_Task to complete_
Find "What's the underlying" in the material, then return exactly the line containing it and all lines after it to the end, leaving out pictures.

_Data entries_
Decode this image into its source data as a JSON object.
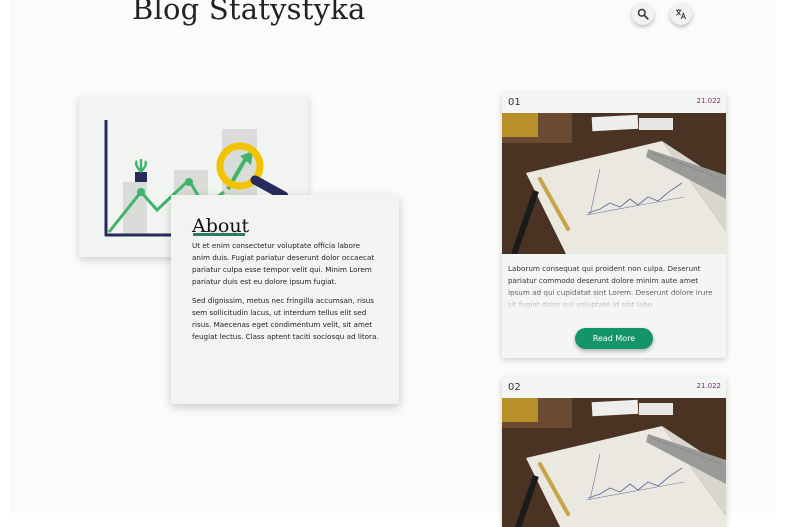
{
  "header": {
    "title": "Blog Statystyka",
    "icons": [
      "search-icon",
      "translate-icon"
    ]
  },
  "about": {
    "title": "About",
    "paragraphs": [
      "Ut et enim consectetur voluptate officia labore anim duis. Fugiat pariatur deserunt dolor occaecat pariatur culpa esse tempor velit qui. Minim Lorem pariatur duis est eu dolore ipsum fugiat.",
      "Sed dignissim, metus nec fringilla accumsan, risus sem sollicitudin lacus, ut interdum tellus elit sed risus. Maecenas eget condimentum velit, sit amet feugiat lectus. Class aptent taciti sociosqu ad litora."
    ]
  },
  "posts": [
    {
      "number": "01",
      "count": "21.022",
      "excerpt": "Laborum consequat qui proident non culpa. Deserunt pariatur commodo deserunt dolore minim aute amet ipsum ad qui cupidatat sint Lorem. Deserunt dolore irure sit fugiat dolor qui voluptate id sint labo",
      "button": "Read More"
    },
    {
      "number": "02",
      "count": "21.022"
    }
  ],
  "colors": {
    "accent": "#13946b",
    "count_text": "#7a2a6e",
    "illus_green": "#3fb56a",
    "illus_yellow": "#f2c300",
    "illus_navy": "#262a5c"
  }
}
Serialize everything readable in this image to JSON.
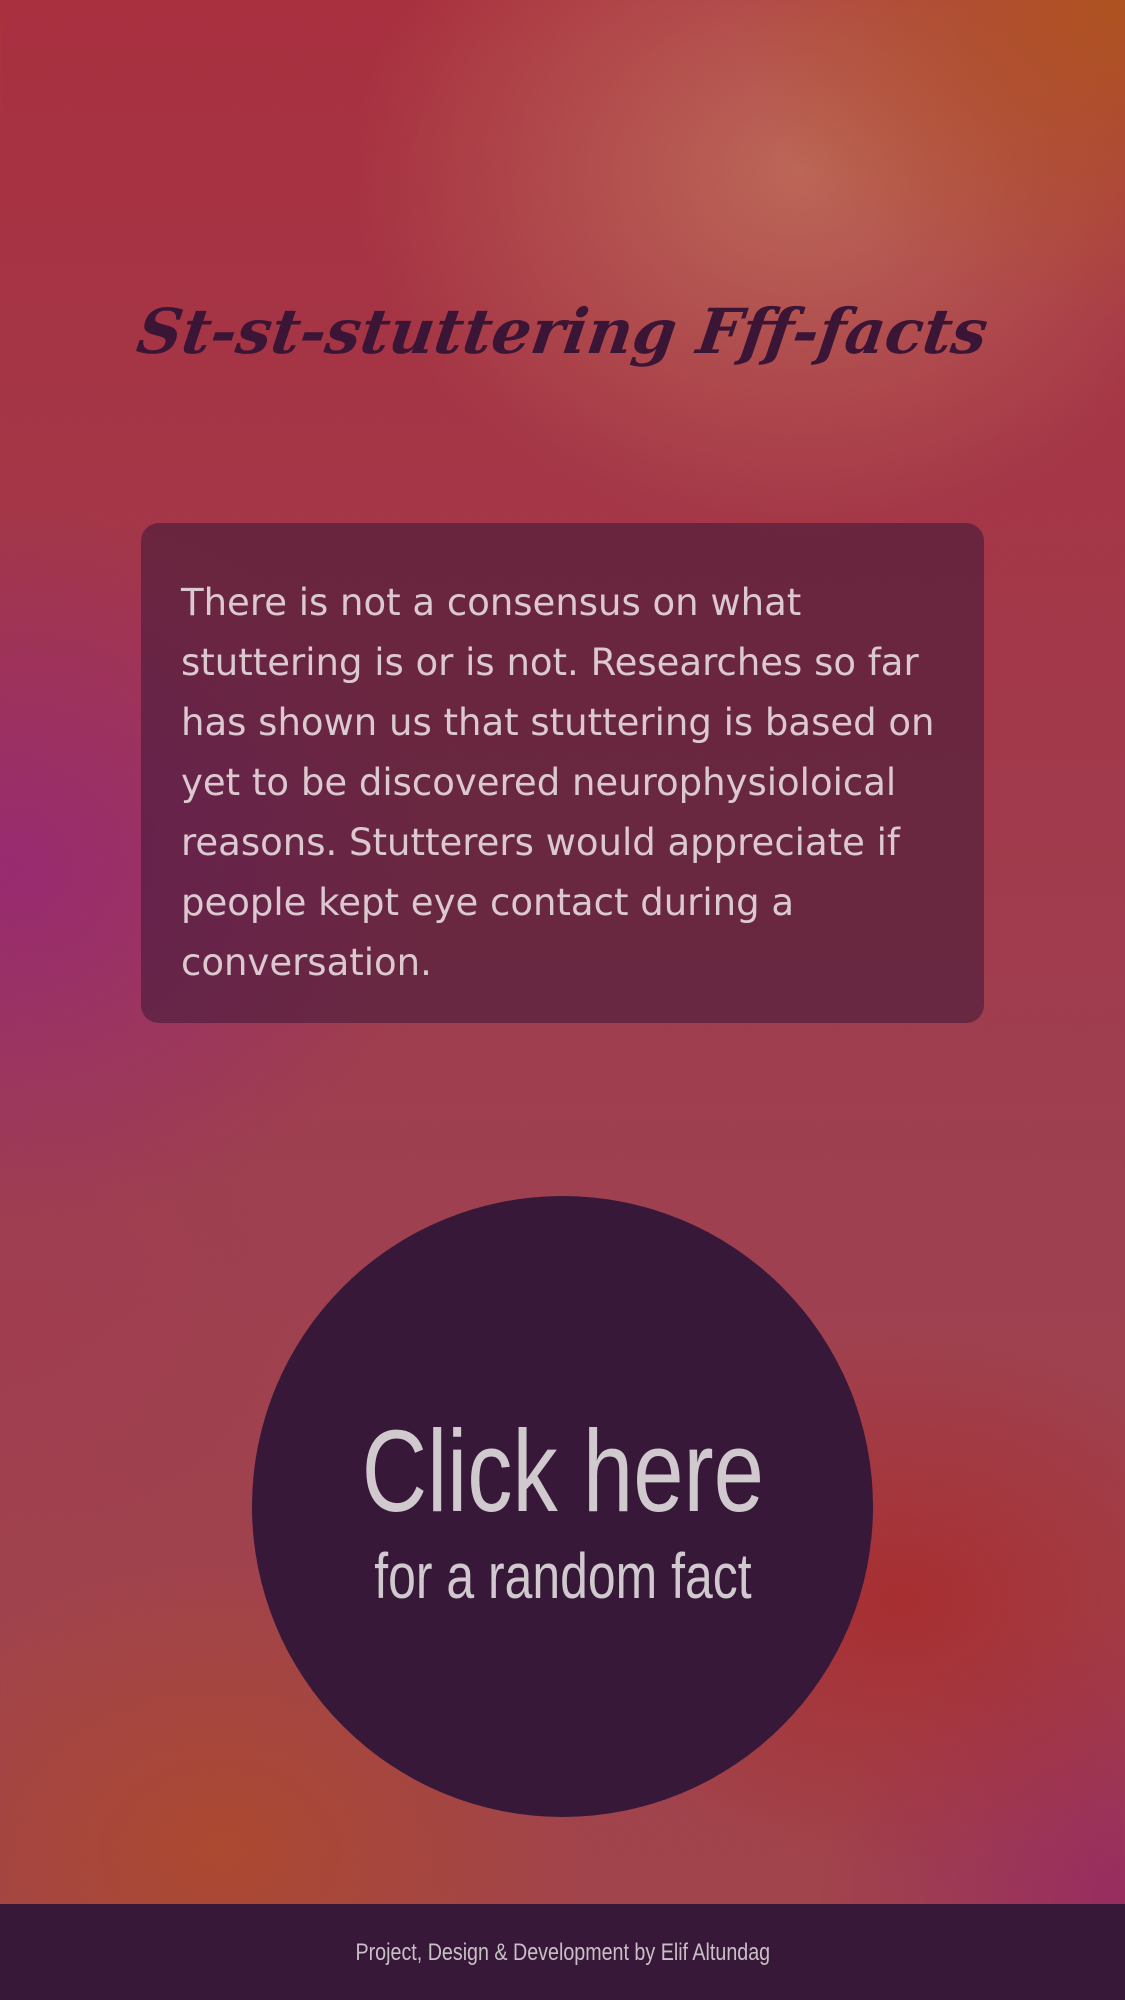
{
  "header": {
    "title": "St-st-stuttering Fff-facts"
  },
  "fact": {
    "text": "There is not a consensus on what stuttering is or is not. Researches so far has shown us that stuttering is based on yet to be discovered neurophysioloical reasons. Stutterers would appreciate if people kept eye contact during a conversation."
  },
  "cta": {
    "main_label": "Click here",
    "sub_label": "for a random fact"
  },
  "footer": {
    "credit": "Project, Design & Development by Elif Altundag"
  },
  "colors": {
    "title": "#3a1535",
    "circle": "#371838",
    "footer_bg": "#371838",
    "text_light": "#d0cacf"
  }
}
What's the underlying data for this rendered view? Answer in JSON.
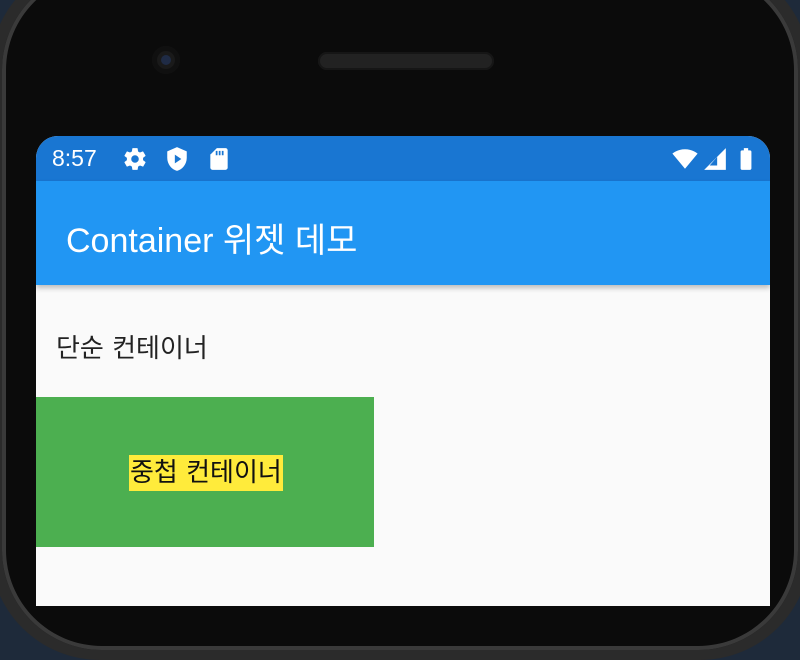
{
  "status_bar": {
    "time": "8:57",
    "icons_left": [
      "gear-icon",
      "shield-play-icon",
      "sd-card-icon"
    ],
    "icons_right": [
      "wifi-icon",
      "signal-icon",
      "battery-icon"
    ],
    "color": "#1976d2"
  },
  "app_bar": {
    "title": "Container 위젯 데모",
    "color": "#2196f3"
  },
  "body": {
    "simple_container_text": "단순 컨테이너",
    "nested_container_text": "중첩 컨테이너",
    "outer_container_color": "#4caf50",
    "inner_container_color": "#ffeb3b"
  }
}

_Correct response_
What's the underlying data for this rendered view? Answer in JSON.
{
  "status_bar": {
    "time": "8:57",
    "icons_left": [
      "gear-icon",
      "shield-play-icon",
      "sd-card-icon"
    ],
    "icons_right": [
      "wifi-icon",
      "signal-icon",
      "battery-icon"
    ],
    "color": "#1976d2"
  },
  "app_bar": {
    "title": "Container 위젯 데모",
    "color": "#2196f3"
  },
  "body": {
    "simple_container_text": "단순 컨테이너",
    "nested_container_text": "중첩 컨테이너",
    "outer_container_color": "#4caf50",
    "inner_container_color": "#ffeb3b"
  }
}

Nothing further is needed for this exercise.